Task prompt: What is the number of lines below that include "graag"? Give that number alone.

Provided entries:
==============================

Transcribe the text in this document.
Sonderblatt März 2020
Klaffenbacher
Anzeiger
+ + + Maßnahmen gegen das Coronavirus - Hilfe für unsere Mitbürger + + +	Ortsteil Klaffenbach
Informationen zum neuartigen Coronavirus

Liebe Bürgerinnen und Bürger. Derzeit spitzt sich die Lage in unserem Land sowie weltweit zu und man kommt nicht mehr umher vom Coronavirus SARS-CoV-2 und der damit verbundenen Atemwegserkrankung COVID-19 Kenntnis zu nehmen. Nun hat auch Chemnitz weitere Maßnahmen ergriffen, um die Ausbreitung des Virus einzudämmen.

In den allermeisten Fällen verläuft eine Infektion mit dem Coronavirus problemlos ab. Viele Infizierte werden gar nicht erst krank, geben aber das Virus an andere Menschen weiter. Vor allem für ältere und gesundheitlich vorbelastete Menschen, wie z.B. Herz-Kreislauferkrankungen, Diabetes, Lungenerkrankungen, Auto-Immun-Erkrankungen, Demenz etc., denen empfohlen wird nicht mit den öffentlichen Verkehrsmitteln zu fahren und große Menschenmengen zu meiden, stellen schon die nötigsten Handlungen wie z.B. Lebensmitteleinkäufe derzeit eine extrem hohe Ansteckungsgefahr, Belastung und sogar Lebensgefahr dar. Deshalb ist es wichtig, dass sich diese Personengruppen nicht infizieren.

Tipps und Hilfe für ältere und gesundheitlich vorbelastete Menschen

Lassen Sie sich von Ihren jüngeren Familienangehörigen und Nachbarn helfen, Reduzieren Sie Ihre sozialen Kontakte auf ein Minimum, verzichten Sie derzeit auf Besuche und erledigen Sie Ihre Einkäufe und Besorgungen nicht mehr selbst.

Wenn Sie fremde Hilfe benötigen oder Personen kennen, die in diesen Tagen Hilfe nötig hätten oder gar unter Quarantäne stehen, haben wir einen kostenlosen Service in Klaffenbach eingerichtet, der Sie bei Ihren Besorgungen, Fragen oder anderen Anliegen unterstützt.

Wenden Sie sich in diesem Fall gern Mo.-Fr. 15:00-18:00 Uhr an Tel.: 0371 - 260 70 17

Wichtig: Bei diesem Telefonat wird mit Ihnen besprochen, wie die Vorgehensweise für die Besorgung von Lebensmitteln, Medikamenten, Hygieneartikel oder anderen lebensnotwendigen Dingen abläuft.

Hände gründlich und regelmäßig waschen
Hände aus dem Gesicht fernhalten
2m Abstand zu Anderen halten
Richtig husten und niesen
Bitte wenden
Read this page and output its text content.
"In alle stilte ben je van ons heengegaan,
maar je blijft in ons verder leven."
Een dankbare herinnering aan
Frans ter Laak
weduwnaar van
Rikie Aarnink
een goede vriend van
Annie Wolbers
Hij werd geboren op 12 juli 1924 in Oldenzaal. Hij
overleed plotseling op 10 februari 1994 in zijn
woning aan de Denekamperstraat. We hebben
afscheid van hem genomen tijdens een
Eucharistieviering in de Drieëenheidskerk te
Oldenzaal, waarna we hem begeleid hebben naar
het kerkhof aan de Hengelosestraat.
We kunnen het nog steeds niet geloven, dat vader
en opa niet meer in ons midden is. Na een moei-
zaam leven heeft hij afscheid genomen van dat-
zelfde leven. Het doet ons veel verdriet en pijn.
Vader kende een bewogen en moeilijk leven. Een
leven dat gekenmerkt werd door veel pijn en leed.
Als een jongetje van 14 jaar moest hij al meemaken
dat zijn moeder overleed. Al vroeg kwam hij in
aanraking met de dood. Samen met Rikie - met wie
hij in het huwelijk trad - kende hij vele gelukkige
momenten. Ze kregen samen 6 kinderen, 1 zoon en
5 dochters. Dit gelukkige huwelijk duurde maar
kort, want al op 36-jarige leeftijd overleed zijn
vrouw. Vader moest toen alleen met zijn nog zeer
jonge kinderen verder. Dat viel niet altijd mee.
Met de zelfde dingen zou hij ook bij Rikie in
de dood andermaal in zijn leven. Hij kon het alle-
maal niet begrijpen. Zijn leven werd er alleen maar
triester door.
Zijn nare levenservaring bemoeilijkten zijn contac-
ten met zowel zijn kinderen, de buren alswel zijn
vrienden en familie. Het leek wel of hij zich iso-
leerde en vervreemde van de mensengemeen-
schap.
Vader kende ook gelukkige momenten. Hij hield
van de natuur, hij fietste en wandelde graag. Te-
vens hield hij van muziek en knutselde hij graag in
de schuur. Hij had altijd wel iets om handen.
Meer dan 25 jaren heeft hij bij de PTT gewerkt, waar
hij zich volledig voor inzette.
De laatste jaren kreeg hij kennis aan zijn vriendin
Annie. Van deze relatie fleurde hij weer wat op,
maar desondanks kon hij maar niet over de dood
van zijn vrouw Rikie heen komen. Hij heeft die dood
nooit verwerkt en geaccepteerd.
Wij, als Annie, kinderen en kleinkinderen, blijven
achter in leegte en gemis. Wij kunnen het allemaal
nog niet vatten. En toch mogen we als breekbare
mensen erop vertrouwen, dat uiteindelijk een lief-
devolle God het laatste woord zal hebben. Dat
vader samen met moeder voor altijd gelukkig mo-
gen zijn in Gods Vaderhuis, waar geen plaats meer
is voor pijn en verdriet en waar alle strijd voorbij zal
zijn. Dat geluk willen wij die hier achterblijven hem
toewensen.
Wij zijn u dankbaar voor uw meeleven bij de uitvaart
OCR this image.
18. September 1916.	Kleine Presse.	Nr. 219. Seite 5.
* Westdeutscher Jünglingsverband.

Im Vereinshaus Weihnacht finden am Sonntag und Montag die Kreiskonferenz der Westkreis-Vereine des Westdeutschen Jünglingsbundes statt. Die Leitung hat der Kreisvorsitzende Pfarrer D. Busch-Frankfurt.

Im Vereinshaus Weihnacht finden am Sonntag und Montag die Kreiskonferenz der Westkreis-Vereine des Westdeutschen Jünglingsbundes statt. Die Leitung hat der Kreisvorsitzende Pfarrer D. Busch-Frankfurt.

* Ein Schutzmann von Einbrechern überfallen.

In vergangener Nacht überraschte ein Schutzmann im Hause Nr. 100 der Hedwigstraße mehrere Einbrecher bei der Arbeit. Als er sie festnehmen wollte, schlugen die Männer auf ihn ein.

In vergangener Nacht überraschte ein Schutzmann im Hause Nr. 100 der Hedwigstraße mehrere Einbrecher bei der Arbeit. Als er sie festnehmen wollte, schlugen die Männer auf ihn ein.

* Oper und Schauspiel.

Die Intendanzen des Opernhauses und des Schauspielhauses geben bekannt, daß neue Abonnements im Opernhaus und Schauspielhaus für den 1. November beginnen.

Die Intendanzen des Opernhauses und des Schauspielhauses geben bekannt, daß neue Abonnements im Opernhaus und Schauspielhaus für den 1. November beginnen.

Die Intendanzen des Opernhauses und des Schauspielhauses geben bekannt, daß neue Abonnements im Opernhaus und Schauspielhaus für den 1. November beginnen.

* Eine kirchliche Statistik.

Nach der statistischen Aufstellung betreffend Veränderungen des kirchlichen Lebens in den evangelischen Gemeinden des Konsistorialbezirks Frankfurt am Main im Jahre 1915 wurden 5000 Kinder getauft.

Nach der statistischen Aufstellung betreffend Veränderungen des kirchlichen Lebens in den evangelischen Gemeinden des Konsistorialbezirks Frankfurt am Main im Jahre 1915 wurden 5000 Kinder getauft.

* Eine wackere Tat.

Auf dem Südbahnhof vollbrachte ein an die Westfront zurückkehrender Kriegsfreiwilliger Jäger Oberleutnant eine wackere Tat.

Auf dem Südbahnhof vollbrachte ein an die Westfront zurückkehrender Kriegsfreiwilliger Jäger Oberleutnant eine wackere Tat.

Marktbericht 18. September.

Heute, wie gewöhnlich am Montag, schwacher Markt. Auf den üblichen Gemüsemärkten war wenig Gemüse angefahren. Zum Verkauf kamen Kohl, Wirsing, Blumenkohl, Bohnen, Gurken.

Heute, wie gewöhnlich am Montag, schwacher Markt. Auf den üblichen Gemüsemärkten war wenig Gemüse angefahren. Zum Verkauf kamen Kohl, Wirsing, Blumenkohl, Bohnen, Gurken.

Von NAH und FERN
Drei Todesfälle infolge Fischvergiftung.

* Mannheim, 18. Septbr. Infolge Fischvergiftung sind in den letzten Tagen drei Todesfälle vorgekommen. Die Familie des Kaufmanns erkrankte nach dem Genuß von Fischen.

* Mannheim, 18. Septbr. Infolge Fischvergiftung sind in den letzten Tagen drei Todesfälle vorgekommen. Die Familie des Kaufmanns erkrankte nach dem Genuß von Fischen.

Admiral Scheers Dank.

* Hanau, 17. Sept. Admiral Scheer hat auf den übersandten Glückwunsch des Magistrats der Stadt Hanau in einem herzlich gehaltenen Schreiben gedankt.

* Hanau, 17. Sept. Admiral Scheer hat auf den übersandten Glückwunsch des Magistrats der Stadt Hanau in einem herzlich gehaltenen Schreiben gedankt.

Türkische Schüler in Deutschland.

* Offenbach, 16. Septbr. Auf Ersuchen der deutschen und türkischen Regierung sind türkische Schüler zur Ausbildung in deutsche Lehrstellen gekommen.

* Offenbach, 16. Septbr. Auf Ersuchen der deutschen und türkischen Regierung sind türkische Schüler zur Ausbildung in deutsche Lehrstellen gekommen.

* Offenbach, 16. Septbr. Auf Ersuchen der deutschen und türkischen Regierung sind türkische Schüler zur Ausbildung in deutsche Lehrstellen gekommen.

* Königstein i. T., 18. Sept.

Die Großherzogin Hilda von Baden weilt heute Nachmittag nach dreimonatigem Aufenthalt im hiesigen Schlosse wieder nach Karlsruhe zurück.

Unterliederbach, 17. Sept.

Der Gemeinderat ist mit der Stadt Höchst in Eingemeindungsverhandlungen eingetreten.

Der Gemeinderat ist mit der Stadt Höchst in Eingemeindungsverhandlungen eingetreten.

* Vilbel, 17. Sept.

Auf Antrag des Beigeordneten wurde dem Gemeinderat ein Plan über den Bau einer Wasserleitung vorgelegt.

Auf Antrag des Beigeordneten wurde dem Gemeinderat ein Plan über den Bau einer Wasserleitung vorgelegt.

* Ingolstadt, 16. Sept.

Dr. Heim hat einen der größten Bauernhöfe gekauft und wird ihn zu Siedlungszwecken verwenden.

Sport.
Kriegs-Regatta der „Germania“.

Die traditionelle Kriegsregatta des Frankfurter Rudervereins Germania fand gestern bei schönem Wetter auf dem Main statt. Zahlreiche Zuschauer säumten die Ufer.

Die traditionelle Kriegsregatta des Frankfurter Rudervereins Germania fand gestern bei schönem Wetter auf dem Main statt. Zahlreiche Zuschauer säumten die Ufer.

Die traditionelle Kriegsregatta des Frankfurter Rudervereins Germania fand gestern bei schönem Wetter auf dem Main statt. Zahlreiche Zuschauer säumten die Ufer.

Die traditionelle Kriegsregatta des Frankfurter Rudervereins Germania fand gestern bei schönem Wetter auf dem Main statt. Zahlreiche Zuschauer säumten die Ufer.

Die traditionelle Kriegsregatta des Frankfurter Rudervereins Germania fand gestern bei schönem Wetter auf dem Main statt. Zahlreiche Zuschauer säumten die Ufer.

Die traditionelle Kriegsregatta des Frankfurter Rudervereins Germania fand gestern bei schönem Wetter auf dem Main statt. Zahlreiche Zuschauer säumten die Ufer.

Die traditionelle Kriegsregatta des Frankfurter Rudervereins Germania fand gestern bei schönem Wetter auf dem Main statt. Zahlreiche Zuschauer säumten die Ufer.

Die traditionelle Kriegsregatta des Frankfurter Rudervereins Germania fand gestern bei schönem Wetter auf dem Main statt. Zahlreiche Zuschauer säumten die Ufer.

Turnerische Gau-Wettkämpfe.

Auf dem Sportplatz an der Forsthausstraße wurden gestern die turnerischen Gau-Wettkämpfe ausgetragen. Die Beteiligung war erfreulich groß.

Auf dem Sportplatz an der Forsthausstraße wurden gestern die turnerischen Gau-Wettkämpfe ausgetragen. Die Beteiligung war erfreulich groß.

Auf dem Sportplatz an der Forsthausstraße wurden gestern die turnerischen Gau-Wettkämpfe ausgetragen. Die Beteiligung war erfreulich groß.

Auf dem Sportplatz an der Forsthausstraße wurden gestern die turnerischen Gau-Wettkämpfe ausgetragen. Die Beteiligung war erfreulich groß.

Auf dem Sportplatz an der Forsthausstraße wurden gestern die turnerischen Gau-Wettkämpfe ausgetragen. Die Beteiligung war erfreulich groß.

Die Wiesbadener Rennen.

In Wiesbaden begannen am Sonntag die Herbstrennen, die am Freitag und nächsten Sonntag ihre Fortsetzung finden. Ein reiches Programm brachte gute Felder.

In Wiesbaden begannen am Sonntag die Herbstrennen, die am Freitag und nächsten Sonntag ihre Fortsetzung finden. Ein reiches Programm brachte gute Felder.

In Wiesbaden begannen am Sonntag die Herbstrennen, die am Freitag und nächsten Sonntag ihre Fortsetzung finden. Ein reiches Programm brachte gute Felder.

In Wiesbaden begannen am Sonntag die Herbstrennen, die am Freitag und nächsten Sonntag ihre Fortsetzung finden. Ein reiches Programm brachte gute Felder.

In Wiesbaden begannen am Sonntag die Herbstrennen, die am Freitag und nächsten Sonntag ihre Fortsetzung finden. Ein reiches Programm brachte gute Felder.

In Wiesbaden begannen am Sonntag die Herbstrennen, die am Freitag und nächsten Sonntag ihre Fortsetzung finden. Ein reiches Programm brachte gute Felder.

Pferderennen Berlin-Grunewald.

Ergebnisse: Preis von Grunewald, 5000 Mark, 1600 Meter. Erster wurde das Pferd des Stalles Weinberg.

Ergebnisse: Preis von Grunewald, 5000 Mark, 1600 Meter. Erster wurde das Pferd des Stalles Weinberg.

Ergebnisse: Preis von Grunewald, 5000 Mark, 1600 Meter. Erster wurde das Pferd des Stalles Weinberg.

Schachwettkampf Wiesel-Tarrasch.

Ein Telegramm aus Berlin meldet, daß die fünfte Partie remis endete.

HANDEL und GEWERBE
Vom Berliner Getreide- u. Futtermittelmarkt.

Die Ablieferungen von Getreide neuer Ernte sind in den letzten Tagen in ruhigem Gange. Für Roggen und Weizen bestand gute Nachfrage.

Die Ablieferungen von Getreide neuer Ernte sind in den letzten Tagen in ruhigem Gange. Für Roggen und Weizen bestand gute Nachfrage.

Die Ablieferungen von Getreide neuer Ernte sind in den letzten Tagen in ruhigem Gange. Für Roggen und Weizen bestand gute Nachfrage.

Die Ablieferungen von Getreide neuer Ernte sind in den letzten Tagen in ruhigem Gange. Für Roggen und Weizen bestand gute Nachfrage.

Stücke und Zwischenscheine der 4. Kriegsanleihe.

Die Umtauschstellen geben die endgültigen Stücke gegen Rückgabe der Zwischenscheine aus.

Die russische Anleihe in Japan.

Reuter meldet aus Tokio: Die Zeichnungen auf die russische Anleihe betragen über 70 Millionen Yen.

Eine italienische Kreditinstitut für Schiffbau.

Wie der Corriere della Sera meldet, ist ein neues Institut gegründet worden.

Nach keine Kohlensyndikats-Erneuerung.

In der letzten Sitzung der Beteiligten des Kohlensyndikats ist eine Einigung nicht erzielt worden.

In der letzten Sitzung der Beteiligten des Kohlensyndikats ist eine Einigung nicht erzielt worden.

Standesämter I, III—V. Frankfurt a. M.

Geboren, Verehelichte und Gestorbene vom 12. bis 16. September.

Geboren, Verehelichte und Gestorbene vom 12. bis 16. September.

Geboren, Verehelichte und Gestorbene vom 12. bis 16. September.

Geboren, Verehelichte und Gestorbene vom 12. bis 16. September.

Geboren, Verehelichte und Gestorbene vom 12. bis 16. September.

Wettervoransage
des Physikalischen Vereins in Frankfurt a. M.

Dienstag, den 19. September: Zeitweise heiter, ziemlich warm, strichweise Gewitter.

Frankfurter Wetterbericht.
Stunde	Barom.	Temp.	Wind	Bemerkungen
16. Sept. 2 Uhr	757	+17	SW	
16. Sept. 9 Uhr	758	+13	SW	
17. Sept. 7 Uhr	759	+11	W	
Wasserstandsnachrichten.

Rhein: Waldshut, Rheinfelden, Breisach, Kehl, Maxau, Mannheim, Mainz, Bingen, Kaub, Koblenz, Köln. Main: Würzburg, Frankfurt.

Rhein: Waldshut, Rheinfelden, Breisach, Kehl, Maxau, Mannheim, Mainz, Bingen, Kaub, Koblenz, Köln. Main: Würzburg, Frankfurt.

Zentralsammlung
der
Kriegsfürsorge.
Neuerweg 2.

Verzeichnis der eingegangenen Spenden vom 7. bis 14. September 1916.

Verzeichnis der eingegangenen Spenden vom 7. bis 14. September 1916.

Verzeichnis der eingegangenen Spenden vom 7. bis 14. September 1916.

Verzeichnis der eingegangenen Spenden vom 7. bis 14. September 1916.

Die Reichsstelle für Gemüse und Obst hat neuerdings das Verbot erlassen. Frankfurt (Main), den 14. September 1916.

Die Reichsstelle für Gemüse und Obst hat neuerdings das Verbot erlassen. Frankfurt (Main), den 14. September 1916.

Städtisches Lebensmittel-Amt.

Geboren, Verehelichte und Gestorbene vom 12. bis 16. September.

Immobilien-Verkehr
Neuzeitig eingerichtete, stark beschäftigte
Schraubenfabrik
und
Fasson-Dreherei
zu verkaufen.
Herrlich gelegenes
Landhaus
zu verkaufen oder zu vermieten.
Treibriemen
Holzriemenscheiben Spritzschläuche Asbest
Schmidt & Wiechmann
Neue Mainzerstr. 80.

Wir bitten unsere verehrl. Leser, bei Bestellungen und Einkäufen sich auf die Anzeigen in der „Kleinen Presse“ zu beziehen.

==============================

Solution for this exercise: 2